Job
Copy every entry precisely.

Dataset entries

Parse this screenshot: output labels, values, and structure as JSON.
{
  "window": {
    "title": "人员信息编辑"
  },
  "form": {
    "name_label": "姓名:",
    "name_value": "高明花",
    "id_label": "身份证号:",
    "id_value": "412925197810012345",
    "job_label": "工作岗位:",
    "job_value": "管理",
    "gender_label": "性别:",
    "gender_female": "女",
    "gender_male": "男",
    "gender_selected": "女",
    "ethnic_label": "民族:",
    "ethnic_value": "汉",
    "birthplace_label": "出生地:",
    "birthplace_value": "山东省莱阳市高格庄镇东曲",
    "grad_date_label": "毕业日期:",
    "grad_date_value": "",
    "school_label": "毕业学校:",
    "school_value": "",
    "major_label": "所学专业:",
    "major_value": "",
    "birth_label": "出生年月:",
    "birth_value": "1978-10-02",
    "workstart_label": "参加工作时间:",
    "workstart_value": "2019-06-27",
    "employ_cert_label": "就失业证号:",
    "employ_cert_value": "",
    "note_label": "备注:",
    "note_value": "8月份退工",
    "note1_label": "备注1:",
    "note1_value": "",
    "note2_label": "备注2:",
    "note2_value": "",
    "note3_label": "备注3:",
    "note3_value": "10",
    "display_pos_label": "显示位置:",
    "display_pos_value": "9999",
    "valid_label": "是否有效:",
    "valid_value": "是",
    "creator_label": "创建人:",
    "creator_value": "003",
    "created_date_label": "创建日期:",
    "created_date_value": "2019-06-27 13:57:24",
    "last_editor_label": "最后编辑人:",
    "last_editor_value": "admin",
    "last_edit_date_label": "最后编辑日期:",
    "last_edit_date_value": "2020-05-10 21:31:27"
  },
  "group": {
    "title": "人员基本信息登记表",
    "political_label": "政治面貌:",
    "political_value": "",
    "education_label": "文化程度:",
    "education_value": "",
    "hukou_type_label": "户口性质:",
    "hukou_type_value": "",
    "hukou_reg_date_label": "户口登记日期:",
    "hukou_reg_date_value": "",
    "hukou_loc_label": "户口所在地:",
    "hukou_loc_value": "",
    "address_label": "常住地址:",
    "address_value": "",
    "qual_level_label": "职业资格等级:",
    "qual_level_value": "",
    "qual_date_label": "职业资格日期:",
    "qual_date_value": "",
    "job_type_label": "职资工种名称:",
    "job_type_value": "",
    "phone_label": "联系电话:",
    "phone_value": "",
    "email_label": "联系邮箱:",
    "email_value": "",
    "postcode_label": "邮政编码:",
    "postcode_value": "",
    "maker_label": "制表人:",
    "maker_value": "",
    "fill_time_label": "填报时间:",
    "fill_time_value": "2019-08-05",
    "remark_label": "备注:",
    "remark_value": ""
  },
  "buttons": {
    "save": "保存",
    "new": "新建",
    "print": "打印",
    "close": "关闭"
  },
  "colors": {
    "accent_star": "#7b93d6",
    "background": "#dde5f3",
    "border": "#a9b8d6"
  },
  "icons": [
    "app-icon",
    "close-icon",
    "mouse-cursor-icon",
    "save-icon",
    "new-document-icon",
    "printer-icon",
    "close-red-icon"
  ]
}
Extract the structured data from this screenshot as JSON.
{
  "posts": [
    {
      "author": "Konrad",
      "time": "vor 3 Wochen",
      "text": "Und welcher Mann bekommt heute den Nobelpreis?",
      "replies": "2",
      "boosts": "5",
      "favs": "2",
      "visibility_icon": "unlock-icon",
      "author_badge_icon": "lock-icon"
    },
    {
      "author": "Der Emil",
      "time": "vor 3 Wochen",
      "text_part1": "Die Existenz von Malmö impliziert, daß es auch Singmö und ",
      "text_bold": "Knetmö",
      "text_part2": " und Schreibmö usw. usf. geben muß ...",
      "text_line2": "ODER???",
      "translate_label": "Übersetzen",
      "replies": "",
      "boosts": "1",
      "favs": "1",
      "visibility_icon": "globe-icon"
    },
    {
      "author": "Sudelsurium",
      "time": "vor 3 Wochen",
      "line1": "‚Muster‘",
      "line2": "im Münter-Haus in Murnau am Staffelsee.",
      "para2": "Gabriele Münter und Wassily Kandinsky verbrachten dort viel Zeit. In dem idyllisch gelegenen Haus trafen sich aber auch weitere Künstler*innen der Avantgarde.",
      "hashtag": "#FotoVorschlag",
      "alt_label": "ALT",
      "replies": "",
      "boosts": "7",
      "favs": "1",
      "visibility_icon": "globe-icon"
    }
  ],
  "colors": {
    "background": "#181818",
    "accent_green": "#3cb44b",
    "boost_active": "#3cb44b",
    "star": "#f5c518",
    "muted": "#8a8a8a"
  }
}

Full output
Parse this screenshot: output labels, values, and structure as JSON.
{
  "window": {
    "title": "人员信息编辑"
  },
  "form": {
    "name_label": "姓名:",
    "name_value": "高明花",
    "id_label": "身份证号:",
    "id_value": "412925197810012345",
    "job_label": "工作岗位:",
    "job_value": "管理",
    "gender_label": "性别:",
    "gender_female": "女",
    "gender_male": "男",
    "gender_selected": "女",
    "ethnic_label": "民族:",
    "ethnic_value": "汉",
    "birthplace_label": "出生地:",
    "birthplace_value": "山东省莱阳市高格庄镇东曲",
    "grad_date_label": "毕业日期:",
    "grad_date_value": "",
    "school_label": "毕业学校:",
    "school_value": "",
    "major_label": "所学专业:",
    "major_value": "",
    "birth_label": "出生年月:",
    "birth_value": "1978-10-02",
    "workstart_label": "参加工作时间:",
    "workstart_value": "2019-06-27",
    "employ_cert_label": "就失业证号:",
    "employ_cert_value": "",
    "note_label": "备注:",
    "note_value": "8月份退工",
    "note1_label": "备注1:",
    "note1_value": "",
    "note2_label": "备注2:",
    "note2_value": "",
    "note3_label": "备注3:",
    "note3_value": "10",
    "display_pos_label": "显示位置:",
    "display_pos_value": "9999",
    "valid_label": "是否有效:",
    "valid_value": "是",
    "creator_label": "创建人:",
    "creator_value": "003",
    "created_date_label": "创建日期:",
    "created_date_value": "2019-06-27 13:57:24",
    "last_editor_label": "最后编辑人:",
    "last_editor_value": "admin",
    "last_edit_date_label": "最后编辑日期:",
    "last_edit_date_value": "2020-05-10 21:31:27"
  },
  "group": {
    "title": "人员基本信息登记表",
    "political_label": "政治面貌:",
    "political_value": "",
    "education_label": "文化程度:",
    "education_value": "",
    "hukou_type_label": "户口性质:",
    "hukou_type_value": "",
    "hukou_reg_date_label": "户口登记日期:",
    "hukou_reg_date_value": "",
    "hukou_loc_label": "户口所在地:",
    "hukou_loc_value": "",
    "address_label": "常住地址:",
    "address_value": "",
    "qual_level_label": "职业资格等级:",
    "qual_level_value": "",
    "qual_date_label": "职业资格日期:",
    "qual_date_value": "",
    "job_type_label": "职资工种名称:",
    "job_type_value": "",
    "phone_label": "联系电话:",
    "phone_value": "",
    "email_label": "联系邮箱:",
    "email_value": "",
    "postcode_label": "邮政编码:",
    "postcode_value": "",
    "maker_label": "制表人:",
    "maker_value": "",
    "fill_time_label": "填报时间:",
    "fill_time_value": "2019-08-05",
    "remark_label": "备注:",
    "remark_value": ""
  },
  "buttons": {
    "save": "保存",
    "new": "新建",
    "print": "打印",
    "close": "关闭"
  },
  "colors": {
    "accent_star": "#7b93d6",
    "background": "#dde5f3",
    "border": "#a9b8d6"
  },
  "icons": [
    "app-icon",
    "close-icon",
    "mouse-cursor-icon",
    "save-icon",
    "new-document-icon",
    "printer-icon",
    "close-red-icon"
  ]
}
Extract the structured data from this screenshot as JSON.
{
  "posts": [
    {
      "author": "Konrad",
      "time": "vor 3 Wochen",
      "text": "Und welcher Mann bekommt heute den Nobelpreis?",
      "replies": "2",
      "boosts": "5",
      "favs": "2",
      "visibility_icon": "unlock-icon",
      "author_badge_icon": "lock-icon"
    },
    {
      "author": "Der Emil",
      "time": "vor 3 Wochen",
      "text_part1": "Die Existenz von Malmö impliziert, daß es auch Singmö und ",
      "text_bold": "Knetmö",
      "text_part2": " und Schreibmö usw. usf. geben muß ...",
      "text_line2": "ODER???",
      "translate_label": "Übersetzen",
      "replies": "",
      "boosts": "1",
      "favs": "1",
      "visibility_icon": "globe-icon"
    },
    {
      "author": "Sudelsurium",
      "time": "vor 3 Wochen",
      "line1": "‚Muster‘",
      "line2": "im Münter-Haus in Murnau am Staffelsee.",
      "para2": "Gabriele Münter und Wassily Kandinsky verbrachten dort viel Zeit. In dem idyllisch gelegenen Haus trafen sich aber auch weitere Künstler*innen der Avantgarde.",
      "hashtag": "#FotoVorschlag",
      "alt_label": "ALT",
      "replies": "",
      "boosts": "7",
      "favs": "1",
      "visibility_icon": "globe-icon"
    }
  ],
  "colors": {
    "background": "#181818",
    "accent_green": "#3cb44b",
    "boost_active": "#3cb44b",
    "star": "#f5c518",
    "muted": "#8a8a8a"
  }
}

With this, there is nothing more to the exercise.